[PROVIDED ENTRIES]
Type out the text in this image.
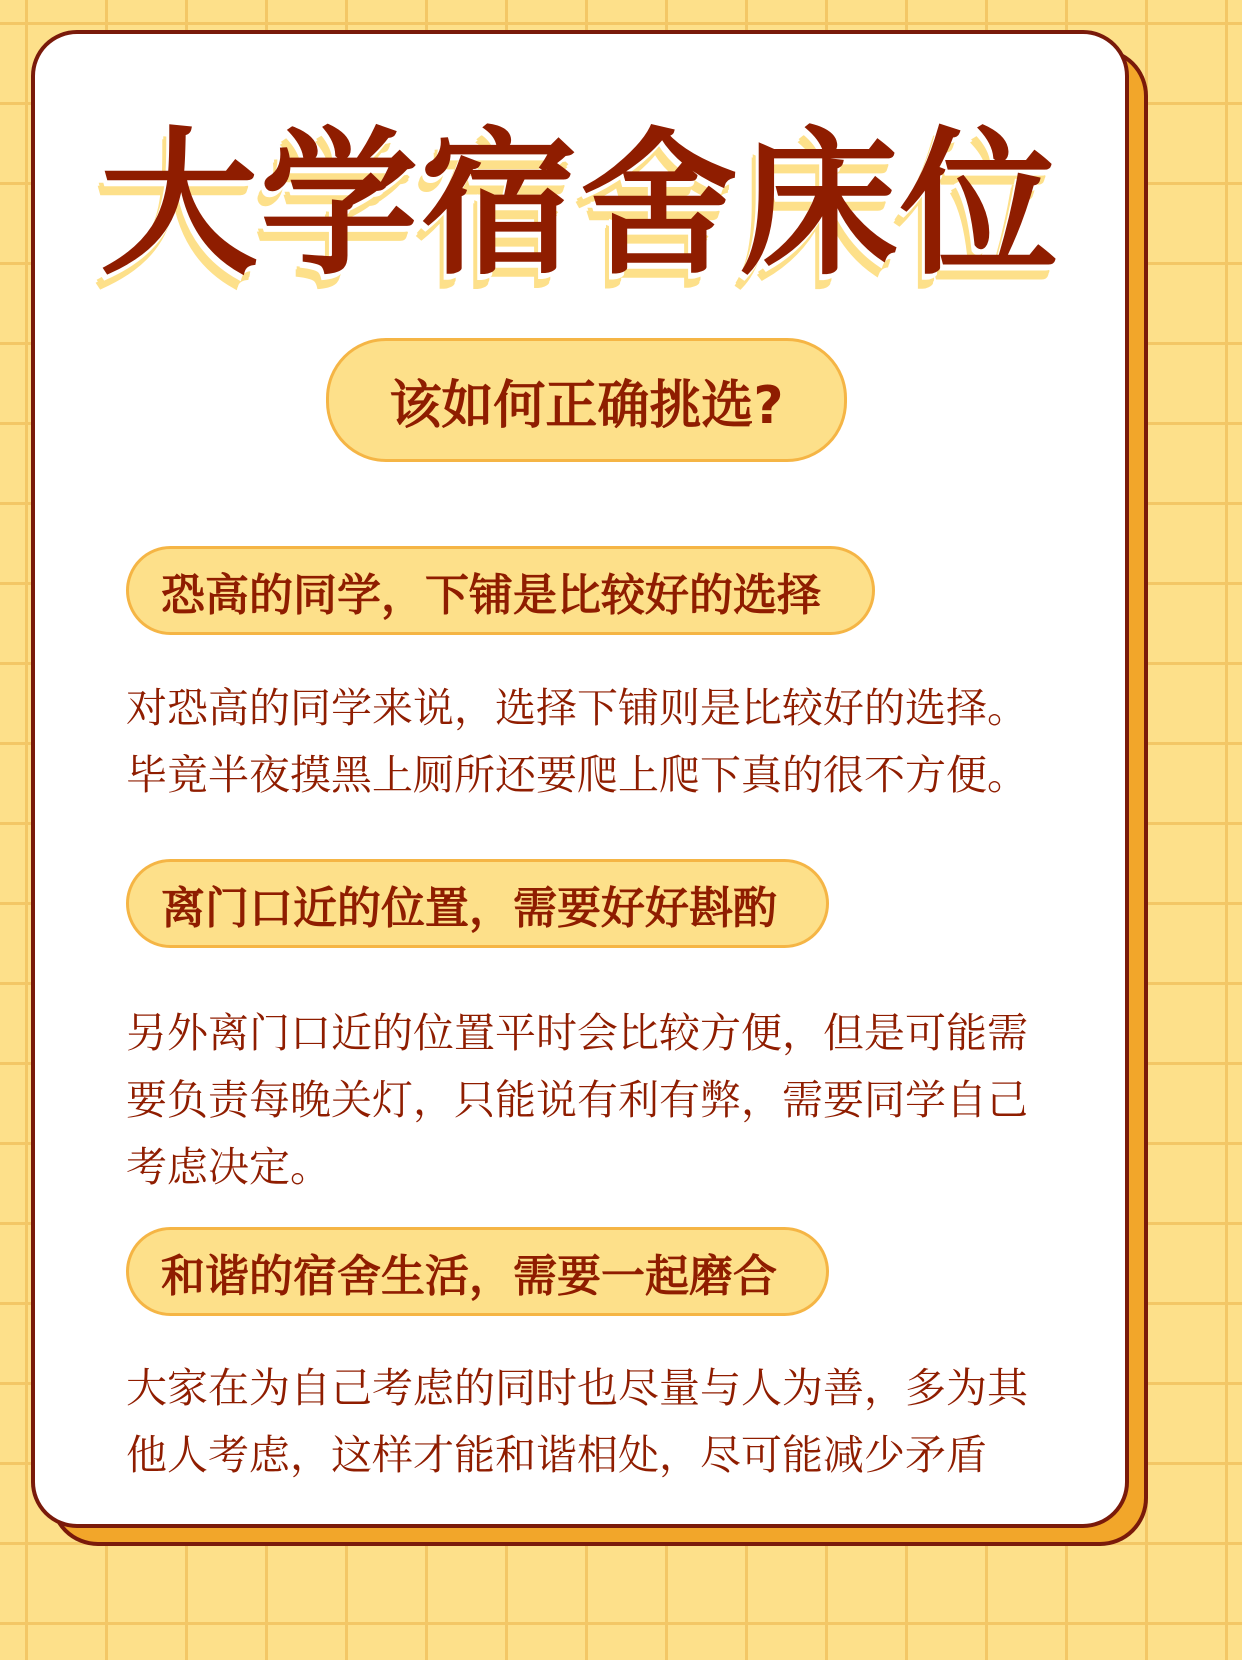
大学宿舍床位
该如何正确挑选?
恐高的同学，下铺是比较好的选择
对恐高的同学来说，选择下铺则是比较好的选择。毕竟半夜摸黑上厕所还要爬上爬下真的很不方便。
离门口近的位置，需要好好斟酌
另外离门口近的位置平时会比较方便，但是可能需要负责每晚关灯，只能说有利有弊，需要同学自己考虑决定。
和谐的宿舍生活，需要一起磨合
大家在为自己考虑的同时也尽量与人为善，多为其他人考虑，这样才能和谐相处，尽可能减少矛盾
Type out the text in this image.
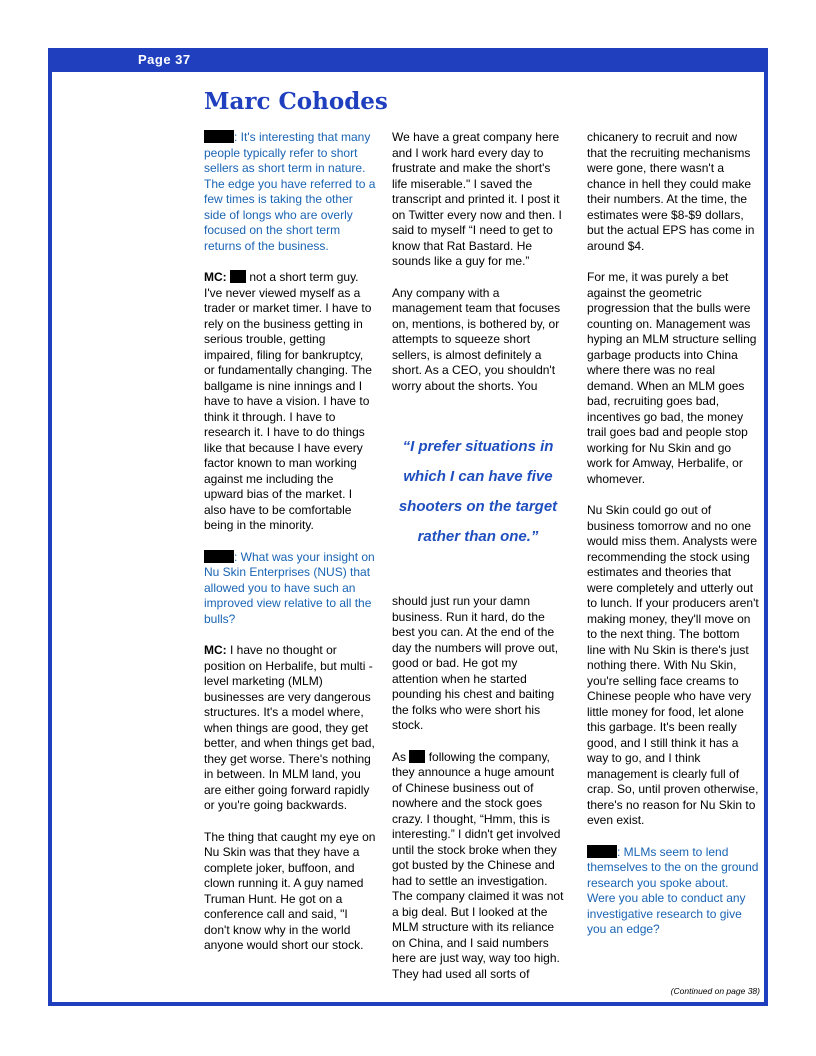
Page 37
Marc Cohodes

: It's interesting that many people typically refer to short sellers as short term in nature. The edge you have referred to a few times is taking the other side of longs who are overly focused on the short term returns of the business.

MC: not a short term guy. I've never viewed myself as a trader or market timer. I have to rely on the business getting in serious trouble, getting impaired, filing for bankruptcy, or fundamentally changing. The ballgame is nine innings and I have to have a vision. I have to think it through. I have to research it. I have to do things like that because I have every factor known to man working against me including the upward bias of the market. I also have to be comfortable being in the minority.

: What was your insight on Nu Skin Enterprises (NUS) that allowed you to have such an improved view relative to all the bulls?

MC: I have no thought or position on Herbalife, but multi -level marketing (MLM) businesses are very dangerous structures. It's a model where, when things are good, they get better, and when things get bad, they get worse. There's nothing in between. In MLM land, you are either going forward rapidly or you're going backwards.

The thing that caught my eye on Nu Skin was that they have a complete joker, buffoon, and clown running it. A guy named Truman Hunt. He got on a conference call and said, "I don't know why in the world anyone would short our stock.

We have a great company here and I work hard every day to frustrate and make the short's life miserable." I saved the transcript and printed it. I post it on Twitter every now and then. I said to myself “I need to get to know that Rat Bastard. He sounds like a guy for me.”

Any company with a management team that focuses on, mentions, is bothered by, or attempts to squeeze short sellers, is almost definitely a short. As a CEO, you shouldn't worry about the shorts. You

“I prefer situations in which I can have five shooters on the target rather than one.”

should just run your damn business. Run it hard, do the best you can. At the end of the day the numbers will prove out, good or bad. He got my attention when he started pounding his chest and baiting the folks who were short his stock.

As following the company, they announce a huge amount of Chinese business out of nowhere and the stock goes crazy. I thought, “Hmm, this is interesting.” I didn't get involved until the stock broke when they got busted by the Chinese and had to settle an investigation. The company claimed it was not a big deal. But I looked at the MLM structure with its reliance on China, and I said numbers here are just way, way too high. They had used all sorts of

chicanery to recruit and now that the recruiting mechanisms were gone, there wasn't a chance in hell they could make their numbers. At the time, the estimates were $8-$9 dollars, but the actual EPS has come in around $4.

For me, it was purely a bet against the geometric progression that the bulls were counting on. Management was hyping an MLM structure selling garbage products into China where there was no real demand. When an MLM goes bad, recruiting goes bad, incentives go bad, the money trail goes bad and people stop working for Nu Skin and go work for Amway, Herbalife, or whomever.

Nu Skin could go out of business tomorrow and no one would miss them. Analysts were recommending the stock using estimates and theories that were completely and utterly out to lunch. If your producers aren't making money, they'll move on to the next thing. The bottom line with Nu Skin is there's just nothing there. With Nu Skin, you're selling face creams to Chinese people who have very little money for food, let alone this garbage. It's been really good, and I still think it has a way to go, and I think management is clearly full of crap. So, until proven otherwise, there's no reason for Nu Skin to even exist.

: MLMs seem to lend themselves to the on the ground research you spoke about. Were you able to conduct any investigative research to give you an edge?

(Continued on page 38)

[TASK GOAL]
Omit the pictures, then quote the rest of the material above exactly.

[FINISHED EXERCISE]
Type out the text in this image.
大学宿舍床位
该如何正确挑选?
恐高的同学，下铺是比较好的选择
对恐高的同学来说，选择下铺则是比较好的选择。毕竟半夜摸黑上厕所还要爬上爬下真的很不方便。
离门口近的位置，需要好好斟酌
另外离门口近的位置平时会比较方便，但是可能需要负责每晚关灯，只能说有利有弊，需要同学自己考虑决定。
和谐的宿舍生活，需要一起磨合
大家在为自己考虑的同时也尽量与人为善，多为其他人考虑，这样才能和谐相处，尽可能减少矛盾
Type out the text in this image.
Page 37
Marc Cohodes

: It's interesting that many people typically refer to short sellers as short term in nature. The edge you have referred to a few times is taking the other side of longs who are overly focused on the short term returns of the business.

MC: not a short term guy. I've never viewed myself as a trader or market timer. I have to rely on the business getting in serious trouble, getting impaired, filing for bankruptcy, or fundamentally changing. The ballgame is nine innings and I have to have a vision. I have to think it through. I have to research it. I have to do things like that because I have every factor known to man working against me including the upward bias of the market. I also have to be comfortable being in the minority.

: What was your insight on Nu Skin Enterprises (NUS) that allowed you to have such an improved view relative to all the bulls?

MC: I have no thought or position on Herbalife, but multi -level marketing (MLM) businesses are very dangerous structures. It's a model where, when things are good, they get better, and when things get bad, they get worse. There's nothing in between. In MLM land, you are either going forward rapidly or you're going backwards.

The thing that caught my eye on Nu Skin was that they have a complete joker, buffoon, and clown running it. A guy named Truman Hunt. He got on a conference call and said, "I don't know why in the world anyone would short our stock.

We have a great company here and I work hard every day to frustrate and make the short's life miserable." I saved the transcript and printed it. I post it on Twitter every now and then. I said to myself “I need to get to know that Rat Bastard. He sounds like a guy for me.”

Any company with a management team that focuses on, mentions, is bothered by, or attempts to squeeze short sellers, is almost definitely a short. As a CEO, you shouldn't worry about the shorts. You

“I prefer situations in which I can have five shooters on the target rather than one.”

should just run your damn business. Run it hard, do the best you can. At the end of the day the numbers will prove out, good or bad. He got my attention when he started pounding his chest and baiting the folks who were short his stock.

As following the company, they announce a huge amount of Chinese business out of nowhere and the stock goes crazy. I thought, “Hmm, this is interesting.” I didn't get involved until the stock broke when they got busted by the Chinese and had to settle an investigation. The company claimed it was not a big deal. But I looked at the MLM structure with its reliance on China, and I said numbers here are just way, way too high. They had used all sorts of

chicanery to recruit and now that the recruiting mechanisms were gone, there wasn't a chance in hell they could make their numbers. At the time, the estimates were $8-$9 dollars, but the actual EPS has come in around $4.

For me, it was purely a bet against the geometric progression that the bulls were counting on. Management was hyping an MLM structure selling garbage products into China where there was no real demand. When an MLM goes bad, recruiting goes bad, incentives go bad, the money trail goes bad and people stop working for Nu Skin and go work for Amway, Herbalife, or whomever.

Nu Skin could go out of business tomorrow and no one would miss them. Analysts were recommending the stock using estimates and theories that were completely and utterly out to lunch. If your producers aren't making money, they'll move on to the next thing. The bottom line with Nu Skin is there's just nothing there. With Nu Skin, you're selling face creams to Chinese people who have very little money for food, let alone this garbage. It's been really good, and I still think it has a way to go, and I think management is clearly full of crap. So, until proven otherwise, there's no reason for Nu Skin to even exist.

: MLMs seem to lend themselves to the on the ground research you spoke about. Were you able to conduct any investigative research to give you an edge?

(Continued on page 38)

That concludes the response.